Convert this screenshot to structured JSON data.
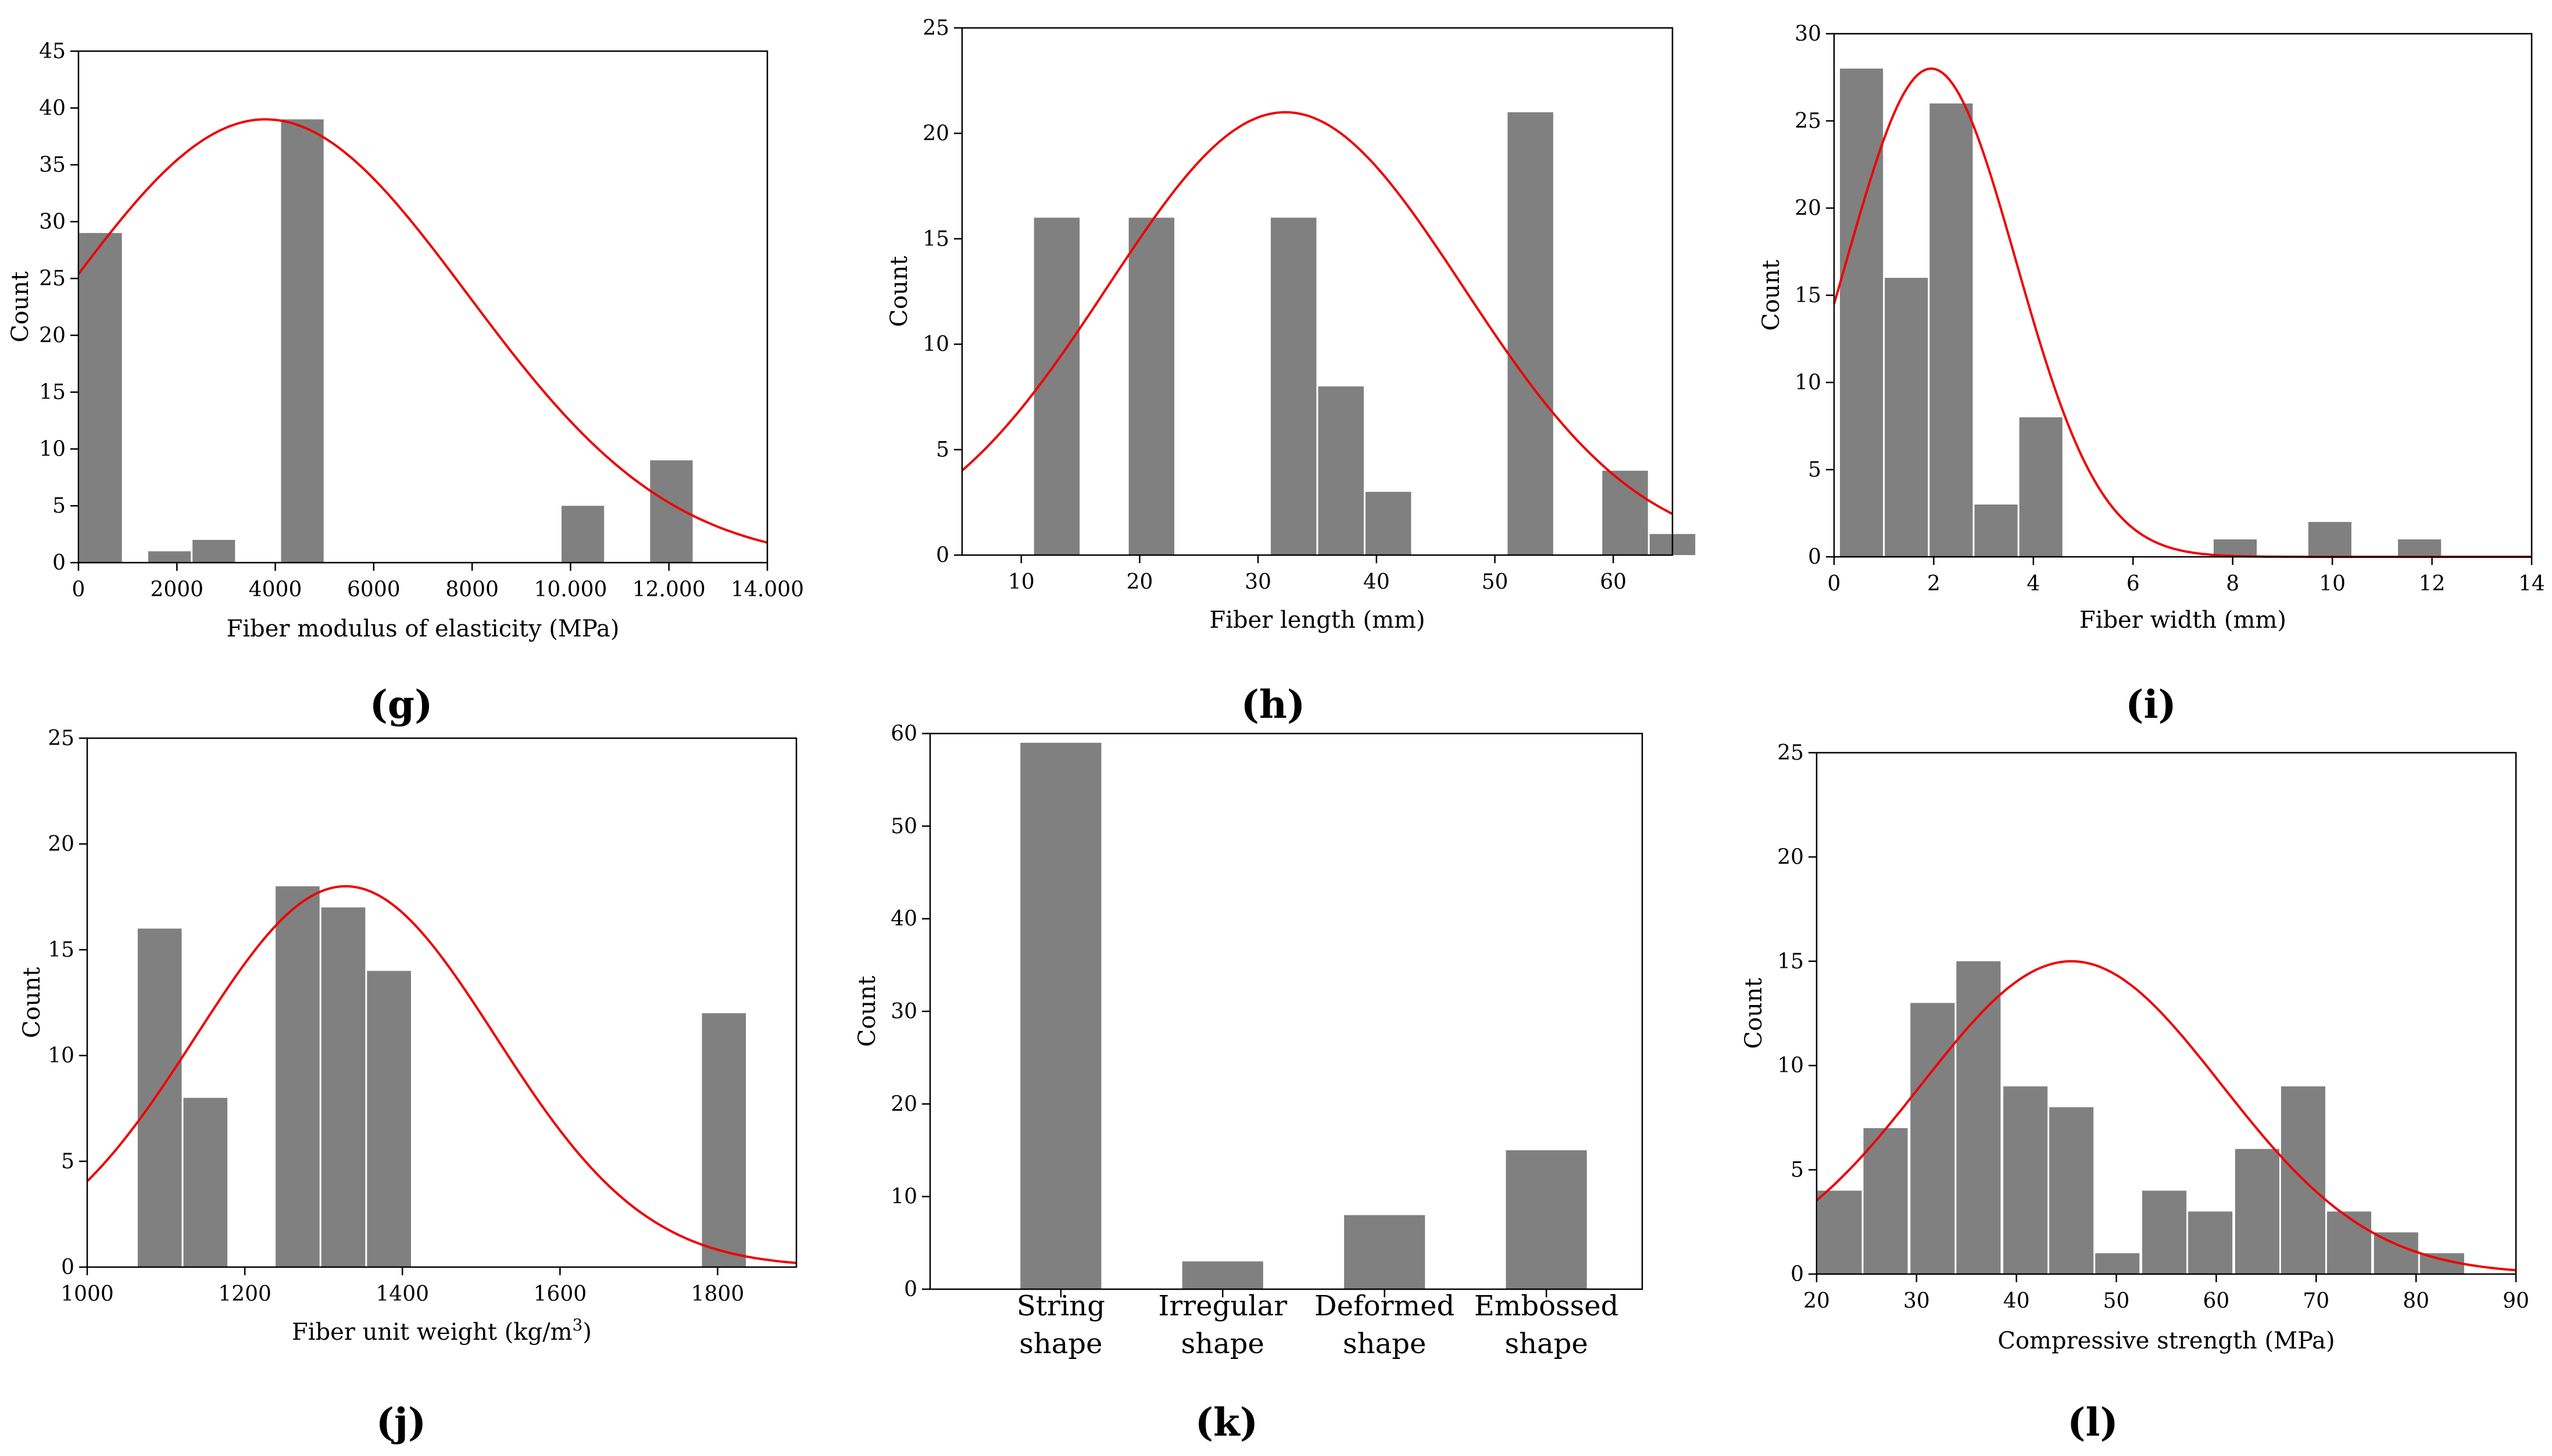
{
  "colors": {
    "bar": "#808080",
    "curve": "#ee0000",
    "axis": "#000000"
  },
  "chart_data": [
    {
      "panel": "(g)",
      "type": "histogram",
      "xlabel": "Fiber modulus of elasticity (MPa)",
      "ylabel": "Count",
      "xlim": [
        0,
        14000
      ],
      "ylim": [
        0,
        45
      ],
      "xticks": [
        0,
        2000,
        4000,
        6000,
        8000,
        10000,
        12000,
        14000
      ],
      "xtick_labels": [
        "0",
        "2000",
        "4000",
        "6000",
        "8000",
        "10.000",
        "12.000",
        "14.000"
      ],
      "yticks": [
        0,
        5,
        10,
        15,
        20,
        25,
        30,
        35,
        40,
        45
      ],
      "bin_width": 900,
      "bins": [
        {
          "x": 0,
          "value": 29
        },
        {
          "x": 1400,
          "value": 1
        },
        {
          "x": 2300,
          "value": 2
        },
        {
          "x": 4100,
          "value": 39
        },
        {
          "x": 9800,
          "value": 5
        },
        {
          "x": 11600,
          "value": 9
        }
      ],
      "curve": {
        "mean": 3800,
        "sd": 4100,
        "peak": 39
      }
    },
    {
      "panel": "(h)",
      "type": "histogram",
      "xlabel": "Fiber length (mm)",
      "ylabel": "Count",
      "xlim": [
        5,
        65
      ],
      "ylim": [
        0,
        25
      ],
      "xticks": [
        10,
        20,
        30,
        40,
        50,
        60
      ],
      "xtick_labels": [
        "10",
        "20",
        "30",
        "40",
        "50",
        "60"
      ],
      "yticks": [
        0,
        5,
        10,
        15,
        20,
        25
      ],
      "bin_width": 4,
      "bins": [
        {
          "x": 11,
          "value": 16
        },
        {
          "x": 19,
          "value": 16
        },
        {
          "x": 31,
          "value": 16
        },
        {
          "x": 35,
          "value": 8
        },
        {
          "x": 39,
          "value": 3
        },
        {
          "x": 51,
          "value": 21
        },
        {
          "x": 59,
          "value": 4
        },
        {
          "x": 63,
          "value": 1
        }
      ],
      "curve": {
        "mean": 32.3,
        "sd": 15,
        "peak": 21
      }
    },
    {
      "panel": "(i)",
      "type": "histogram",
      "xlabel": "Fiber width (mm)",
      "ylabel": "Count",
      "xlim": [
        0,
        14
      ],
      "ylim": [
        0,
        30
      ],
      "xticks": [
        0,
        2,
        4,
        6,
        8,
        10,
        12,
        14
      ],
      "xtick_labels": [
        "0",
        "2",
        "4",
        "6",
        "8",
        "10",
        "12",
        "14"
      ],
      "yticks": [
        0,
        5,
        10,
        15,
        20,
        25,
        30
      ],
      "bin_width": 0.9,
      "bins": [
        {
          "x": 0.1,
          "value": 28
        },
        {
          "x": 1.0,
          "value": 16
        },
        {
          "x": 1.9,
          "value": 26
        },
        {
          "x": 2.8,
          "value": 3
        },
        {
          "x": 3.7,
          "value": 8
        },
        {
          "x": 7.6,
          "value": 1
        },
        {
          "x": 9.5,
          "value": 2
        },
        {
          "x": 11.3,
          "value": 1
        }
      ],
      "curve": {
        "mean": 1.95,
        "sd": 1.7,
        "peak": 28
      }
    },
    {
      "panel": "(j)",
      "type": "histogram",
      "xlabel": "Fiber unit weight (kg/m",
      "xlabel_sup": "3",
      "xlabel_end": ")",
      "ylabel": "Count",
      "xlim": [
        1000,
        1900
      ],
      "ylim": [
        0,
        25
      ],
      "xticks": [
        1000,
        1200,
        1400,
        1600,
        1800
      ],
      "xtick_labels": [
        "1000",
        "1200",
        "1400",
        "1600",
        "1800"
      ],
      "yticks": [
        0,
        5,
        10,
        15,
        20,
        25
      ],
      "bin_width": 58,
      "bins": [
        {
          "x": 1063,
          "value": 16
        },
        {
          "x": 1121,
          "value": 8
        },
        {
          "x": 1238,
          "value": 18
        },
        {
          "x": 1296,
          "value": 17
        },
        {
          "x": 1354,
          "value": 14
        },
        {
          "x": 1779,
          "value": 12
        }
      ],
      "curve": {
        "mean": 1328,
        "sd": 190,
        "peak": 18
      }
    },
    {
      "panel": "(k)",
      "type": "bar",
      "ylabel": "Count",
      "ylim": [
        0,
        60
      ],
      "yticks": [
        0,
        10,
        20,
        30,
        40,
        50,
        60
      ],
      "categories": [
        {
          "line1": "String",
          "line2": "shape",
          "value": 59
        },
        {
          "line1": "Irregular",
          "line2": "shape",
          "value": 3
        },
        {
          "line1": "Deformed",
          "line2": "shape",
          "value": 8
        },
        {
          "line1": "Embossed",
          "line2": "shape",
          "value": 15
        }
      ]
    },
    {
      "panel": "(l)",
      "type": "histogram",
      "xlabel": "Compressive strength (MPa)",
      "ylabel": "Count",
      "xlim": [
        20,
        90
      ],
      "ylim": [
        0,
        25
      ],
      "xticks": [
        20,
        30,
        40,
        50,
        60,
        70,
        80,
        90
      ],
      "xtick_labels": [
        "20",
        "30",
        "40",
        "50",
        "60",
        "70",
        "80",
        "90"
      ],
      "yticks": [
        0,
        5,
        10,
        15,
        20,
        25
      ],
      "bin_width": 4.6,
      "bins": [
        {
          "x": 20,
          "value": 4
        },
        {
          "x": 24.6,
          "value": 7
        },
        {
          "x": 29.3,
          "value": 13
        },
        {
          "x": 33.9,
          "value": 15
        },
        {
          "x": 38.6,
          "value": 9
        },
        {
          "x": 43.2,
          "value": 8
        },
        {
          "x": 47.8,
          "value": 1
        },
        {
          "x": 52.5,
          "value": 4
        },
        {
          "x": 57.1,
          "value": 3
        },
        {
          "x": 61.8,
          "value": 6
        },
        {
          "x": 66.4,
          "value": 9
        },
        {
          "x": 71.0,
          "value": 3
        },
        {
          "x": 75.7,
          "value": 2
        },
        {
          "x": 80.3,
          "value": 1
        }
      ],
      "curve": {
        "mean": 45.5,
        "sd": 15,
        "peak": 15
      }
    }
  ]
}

____________

## Task
Find each line holding the word "Fiber" and copy it.

## Correct response
      "xlabel": "Fiber modulus of elasticity (MPa)",
      "xlabel": "Fiber length (mm)",
      "xlabel": "Fiber width (mm)",
      "xlabel": "Fiber unit weight (kg/m",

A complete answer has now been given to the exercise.